>> START Recorded information

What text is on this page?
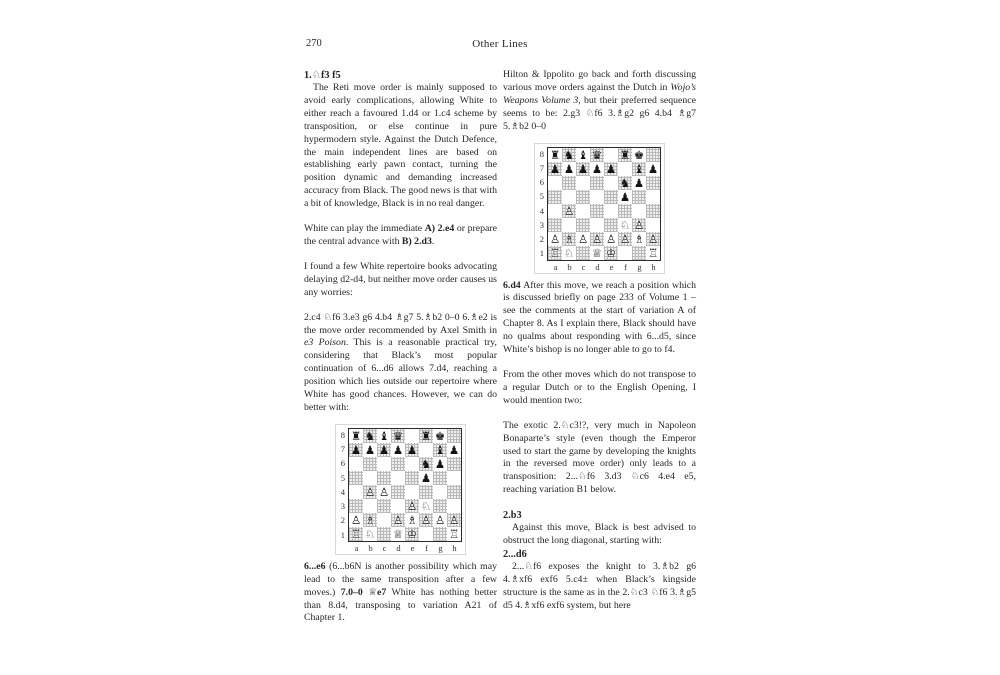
270	Other Lines
1.♘f3 f5

The Reti move order is mainly supposed to avoid early complications, allowing White to either reach a favoured 1.d4 or 1.c4 scheme by transposition, or else continue in pure hypermodern style. Against the Dutch Defence, the main independent lines are based on establishing early pawn contact, turning the position dynamic and demanding increased accuracy from Black. The good news is that with a bit of knowledge, Black is in no real danger.

White can play the immediate A) 2.e4 or prepare the central advance with B) 2.d3.

I found a few White repertoire books advocating delaying d2-d4, but neither move order causes us any worries:

2.c4 ♘f6 3.e3 g6 4.b4 ♗g7 5.♗b2 0–0 6.♗e2 is the move order recommended by Axel Smith in e3 Poison. This is a reasonable practical try, considering that Black’s most popular continuation of 6...d6 allows 7.d4, reaching a position which lies outside our repertoire where White has good chances. However, we can do better with:

8
7
6
5
4
3
2
1
♜ ♞ ♝ ♛ ♜ ♚
♟ ♟ ♟ ♟ ♟ ♝ ♟
♞ ♟
♟
♙ ♙
♙ ♘
♙ ♗ ♙ ♗ ♙ ♙ ♙
♖ ♘ ♕ ♔	♖
a	b	c	d	e	f	g	h

6...e6 (6...b6N is another possibility which may lead to the same transposition after a few moves.) 7.0–0 ♕e7 White has nothing better than 8.d4, transposing to variation A21 of Chapter 1.

Hilton & Ippolito go back and forth discussing various move orders against the Dutch in Wojo’s Weapons Volume 3, but their preferred sequence seems to be: 2.g3 ♘f6 3.♗g2 g6 4.b4 ♗g7 5.♗b2 0–0

8
7
6
5
4
3
2
1
♜ ♞ ♝ ♛ ♜ ♚
♟ ♟ ♟ ♟ ♟ ♝ ♟
♞ ♟
♟
♙
♘ ♙
♙ ♗ ♙ ♙ ♙ ♙ ♗ ♙
♖ ♘ ♕ ♔	♖
a	b	c	d	e	f	g	h

6.d4 After this move, we reach a position which is discussed briefly on page 233 of Volume 1 – see the comments at the start of variation A of Chapter 8. As I explain there, Black should have no qualms about responding with 6...d5, since White’s bishop is no longer able to go to f4.

From the other moves which do not transpose to a regular Dutch or to the English Opening, I would mention two:

The exotic 2.♘c3!?, very much in Napoleon Bonaparte’s style (even though the Emperor used to start the game by developing the knights in the reversed move order) only leads to a transposition: 2...♘f6 3.d3 ♘c6 4.e4 e5, reaching variation B1 below.

2.b3

Against this move, Black is best advised to obstruct the long diagonal, starting with:

2...d6

2...♘f6 exposes the knight to 3.♗b2 g6 4.♗xf6 exf6 5.c4± when Black’s kingside structure is the same as in the 2.♘c3 ♘f6 3.♗g5 d5 4.♗xf6 exf6 system, but here
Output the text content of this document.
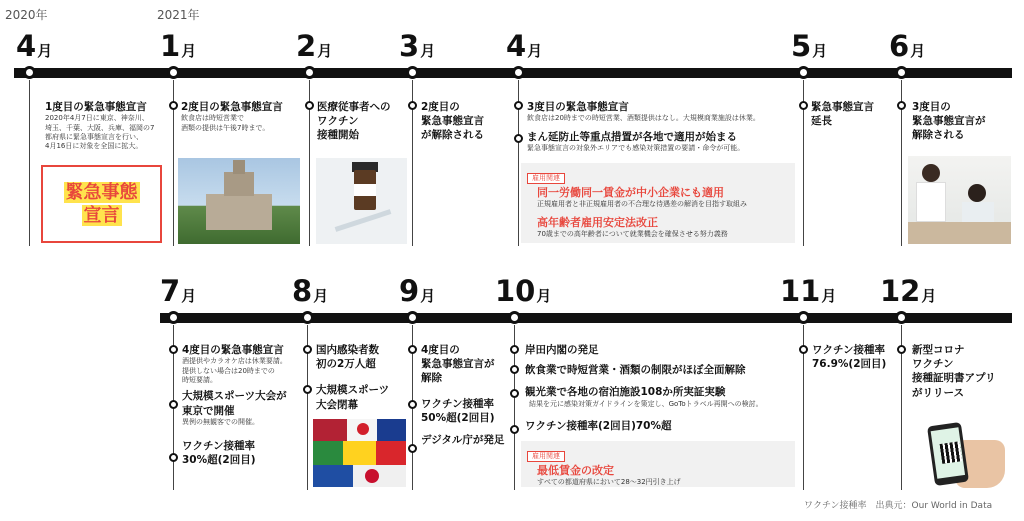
2020年	2021年
4月	1月	2月 3月 4月	5月 6月
1度目の緊急事態宣言
2020年4月7日に東京、神奈川、
埼玉、千葉、大阪、兵庫、福岡の7
都府県に緊急事態宣言を行い、
4月16日に対象を全国に拡大。
緊急事態
宣言
2度目の緊急事態宣言
飲食店は時短営業で
酒類の提供は午後7時まで。
医療従事者への
ワクチン
接種開始
2度目の
緊急事態宣言
が解除される
3度目の緊急事態宣言
飲食店は20時までの時短営業、酒類提供はなし。大規模商業施設は休業。
まん延防止等重点措置が各地で適用が始まる
緊急事態宣言の対象外エリアでも感染対策措置の要請・命令が可能。
雇用関連
同一労働同一賃金が中小企業にも適用
正規雇用者と非正規雇用者の不合理な待遇差の解消を目指す取組み
高年齢者雇用安定法改正
70歳までの高年齢者について就業機会を確保させる努力義務
緊急事態宣言
延長
3度目の
緊急事態宣言が
解除される
7月	8月 9月 10月	11月 12月
4度目の緊急事態宣言
酒提供やカラオケ店は休業要請。
提供しない場合は20時までの
時短要請。
大規模スポーツ大会が
東京で開催
異例の無観客での開催。
ワクチン接種率
30%超(2回目)
国内感染者数
初の2万人超
大規模スポーツ
大会閉幕
4度目の
緊急事態宣言が
解除
ワクチン接種率
50%超(2回目)
デジタル庁が発足
岸田内閣の発足
飲食業で時短営業・酒類の制限がほぼ全面解除
観光業で各地の宿泊施設108か所実証実験
結果を元に感染対策ガイドラインを策定し、GoToトラベル再開への検討。
ワクチン接種率(2回目)70%超
雇用関連
最低賃金の改定
すべての都道府県において28～32円引き上げ
ワクチン接種率
76.9%(2回目)
新型コロナ
ワクチン
接種証明書アプリ
がリリース
ワクチン接種率　出典元：Our World in Data
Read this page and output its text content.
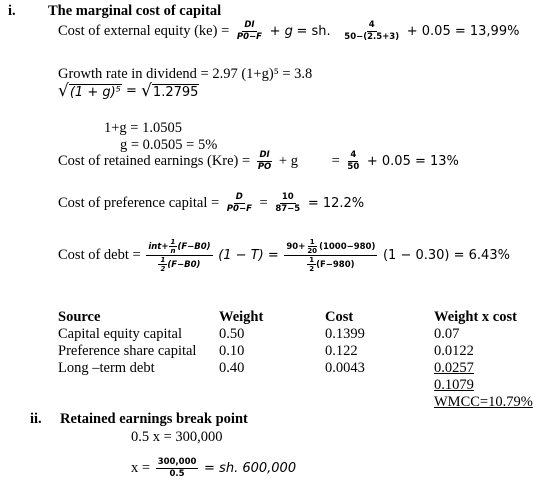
i. The marginal cost of capital
Cost of external equity $(ke) = \frac{DI}{P0-F} + g$ = sh. $\frac{4}{50-(2.5+3)} + 0.05 = 13,99\%$
Growth rate in dividend = 2.97 (1+g)⁵ = 3.8
√(1 + g)⁵ = √1.2795
1+g = 1.0505
g = 0.0505 = 5%
Cost of retained earnings $(Kre) = \frac{DI}{PO} + g = \frac{4}{50} + 0.05 = 13\%$
Cost of preference capital = $\frac{D}{P0-F} = \frac{10}{87-5} = 12.2\%$
Cost of debt = $\frac{int+ \frac{1}{n} (F-B0)}{\frac{1}{2} (F-B0)} (1 - T) = \frac{90+ \frac{1}{20} (1000-980)}{\frac{1}{2} (F-980)} (1 - 0.30) = 6.43\%$
Source	Weight	Cost	Weight x cost
Capital equity capital	0.50	0.1399	0.07
Preference share capital	0.10	0.122	0.0122
Long –term debt	0.40	0.0043	0.0257
			0.1079
			WMCC=10.79%
ii. Retained earnings break point
0.5 x = 300,000
$x = \frac{300,000}{0.5}$ = sh. 600,000
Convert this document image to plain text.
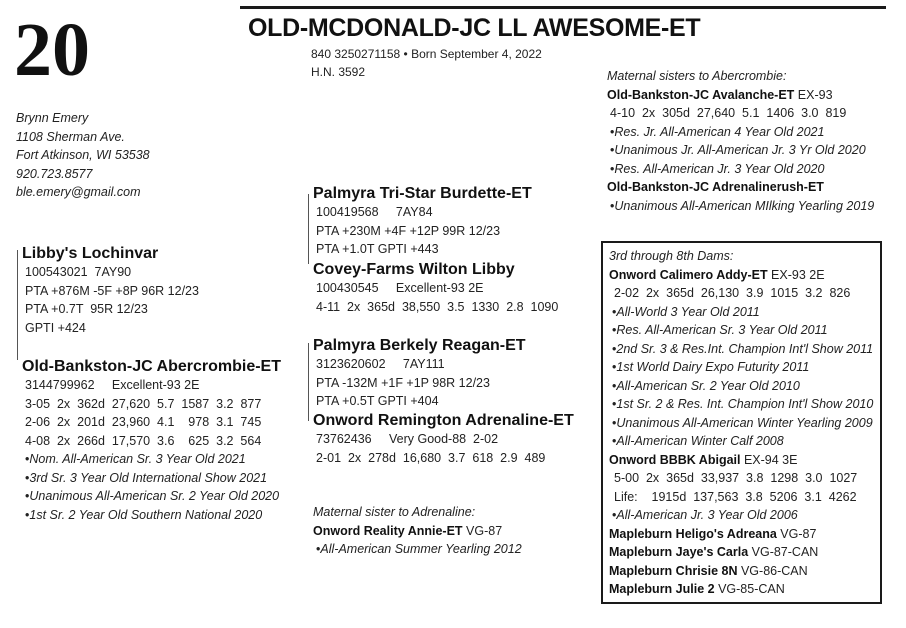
20	OLD-MCDONALD-JC LL AWESOME-ET
840 3250271158 • Born September 4, 2022
H.N. 3592
Brynn Emery
1108 Sherman Ave.
Fort Atkinson, WI 53538
920.723.8577
ble.emery@gmail.com	Palmyra Tri-Star Burdette-ET
100419568     7AY84
PTA +230M +4F +12P 99R 12/23
PTA +1.0T GPTI +443
Libby's Lochinvar
100543021  7AY90
PTA +876M -5F +8P 96R 12/23
PTA +0.7T  95R 12/23
GPTI +424
Covey-Farms Wilton Libby
100430545     Excellent-93 2E
4-11  2x  365d  38,550  3.5  1330  2.8  1090
Palmyra Berkely Reagan-ET
3123620602     7AY111
PTA -132M +1F +1P 98R 12/23
PTA +0.5T GPTI +404
Old-Bankston-JC Abercrombie-ET
3144799962     Excellent-93 2E
3-05  2x  362d  27,620  5.7  1587  3.2  877
2-06  2x  201d  23,960  4.1    978  3.1  745
4-08  2x  266d  17,570  3.6    625  3.2  564
• Nom. All-American Sr. 3 Year Old 2021
• 3rd Sr. 3 Year Old International Show 2021
• Unanimous All-American Sr. 2 Year Old 2020
• 1st Sr. 2 Year Old Southern National 2020
Onword Remington Adrenaline-ET
73762436     Very Good-88  2-02
2-01  2x  278d  16,680  3.7  618  2.9  489
Maternal sister to Adrenaline:
Onword Reality Annie-ET VG-87
• All-American Summer Yearling 2012
Maternal sisters to Abercrombie:
Old-Bankston-JC Avalanche-ET EX-93
4-10  2x  305d  27,640  5.1  1406  3.0  819
• Res. Jr. All-American 4 Year Old 2021
• Unanimous Jr. All-American Jr. 3 Yr Old 2020
• Res. All-American Jr. 3 Year Old 2020
Old-Bankston-JC Adrenalinerush-ET
• Unanimous All-American MIlking Yearling 2019
3rd through 8th Dams:
Onword Calimero Addy-ET EX-93 2E
2-02  2x  365d  26,130  3.9  1015  3.2  826
• All-World 3 Year Old 2011
• Res. All-American Sr. 3 Year Old 2011
• 2nd Sr. 3 & Res.Int. Champion Int'l Show 2011
• 1st World Dairy Expo Futurity 2011
• All-American Sr. 2 Year Old 2010
• 1st Sr. 2 & Res. Int. Champion Int'l Show 2010
• Unanimous All-American Winter Yearling 2009
• All-American Winter Calf 2008
Onword BBBK Abigail EX-94 3E
5-00  2x  365d  33,937  3.8  1298  3.0  1027
Life:    1915d  137,563  3.8  5206  3.1  4262
• All-American Jr. 3 Year Old 2006
Mapleburn Heligo's Adreana VG-87
Mapleburn Jaye's Carla VG-87-CAN
Mapleburn Chrisie 8N VG-86-CAN
Mapleburn Julie 2 VG-85-CAN
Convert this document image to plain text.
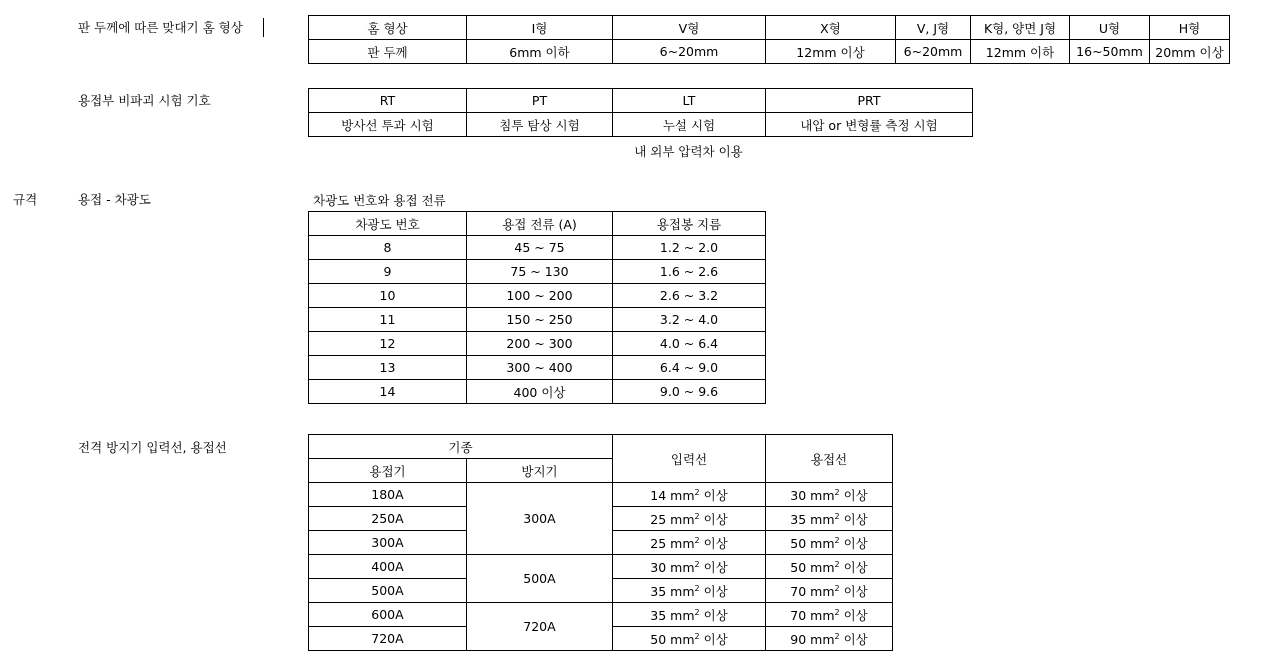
규격
판 두께에 따른 맞대기 홈 형상
용접부 비파괴 시험 기호
용접 - 차광도	차광도 번호와 용접 전류
전격 방지기 입력선, 용접선
홈 형상	I형	V형	X형	V, J형	K형, 양면 J형	U형	H형
판 두께	6mm 이하	6~20mm	12mm 이상	6~20mm	12mm 이하	16~50mm	20mm 이상
RT	PT	LT	PRT
방사선 투과 시험	침투 탐상 시험	누설 시험	내압 or 변형률 측정 시험
내 외부 압력차 이용
차광도 번호	용접 전류 (A)	용접봉 지름
8	45 ~ 75	1.2 ~ 2.0
9	75 ~ 130	1.6 ~ 2.6
10	100 ~ 200	2.6 ~ 3.2
11	150 ~ 250	3.2 ~ 4.0
12	200 ~ 300	4.0 ~ 6.4
13	300 ~ 400	6.4 ~ 9.0
14	400 이상	9.0 ~ 9.6
기종		입력선	용접선
용접기	방지기		
180A	300A	14 $mm^2$ 이상	30 $mm^2$ 이상
250A		25 $mm^2$ 이상	35 $mm^2$ 이상
300A		25 $mm^2$ 이상	50 $mm^2$ 이상
400A	500A	30 $mm^2$ 이상	50 $mm^2$ 이상
500A		35 $mm^2$ 이상	70 $mm^2$ 이상
600A	720A	35 $mm^2$ 이상	70 $mm^2$ 이상
720A		50 $mm^2$ 이상	90 $mm^2$ 이상
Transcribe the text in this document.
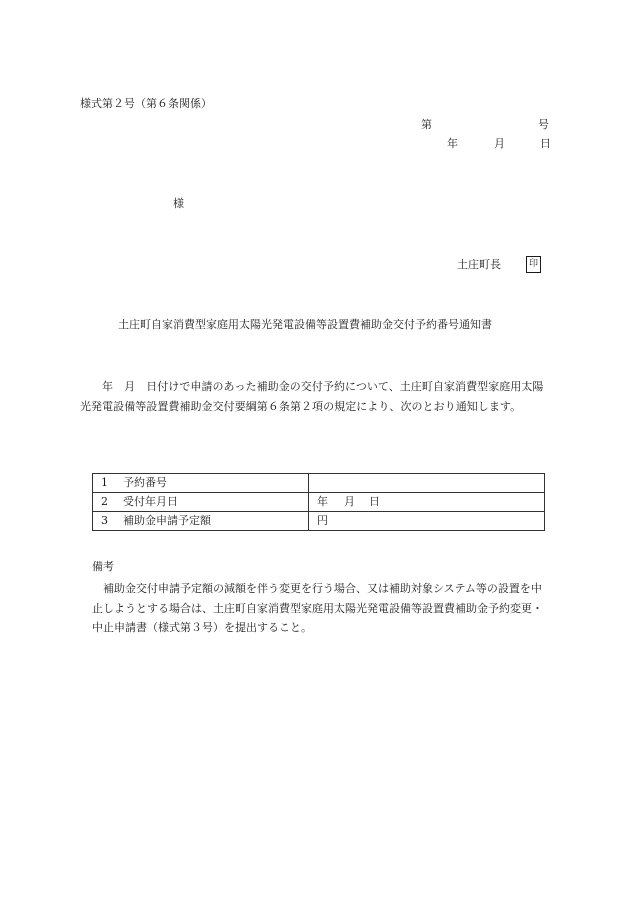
様式第２号（第６条関係）
第	号
年	月	日
様
土庄町長	印
土庄町自家消費型家庭用太陽光発電設備等設置費補助金交付予約番号通知書
年　月　日付けで申請のあった補助金の交付予約について、土庄町自家消費型家庭用太陽光発電設備等設置費補助金交付要綱第６条第２項の規定により、次のとおり通知します。
1 予約番号	
2 受付年月日	年 月 日
3 補助金申請予定額	円
備考
補助金交付申請予定額の減額を伴う変更を行う場合、又は補助対象システム等の設置を中止しようとする場合は、土庄町自家消費型家庭用太陽光発電設備等設置費補助金予約変更・中止申請書（様式第３号）を提出すること。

>> END Recorded information

> _The problem_
Copy nothing outside the span: please output the lines from the one with "Transcribe the text in this document." through the end of the entries above, and skip the pictures.

> _Answer for the task_
Transcribe the text in this document.
様式第２号（第６条関係）
第	号
年	月	日
様
土庄町長	印
土庄町自家消費型家庭用太陽光発電設備等設置費補助金交付予約番号通知書
年　月　日付けで申請のあった補助金の交付予約について、土庄町自家消費型家庭用太陽光発電設備等設置費補助金交付要綱第６条第２項の規定により、次のとおり通知します。
1 予約番号	
2 受付年月日	年 月 日
3 補助金申請予定額	円
備考
補助金交付申請予定額の減額を伴う変更を行う場合、又は補助対象システム等の設置を中止しようとする場合は、土庄町自家消費型家庭用太陽光発電設備等設置費補助金予約変更・中止申請書（様式第３号）を提出すること。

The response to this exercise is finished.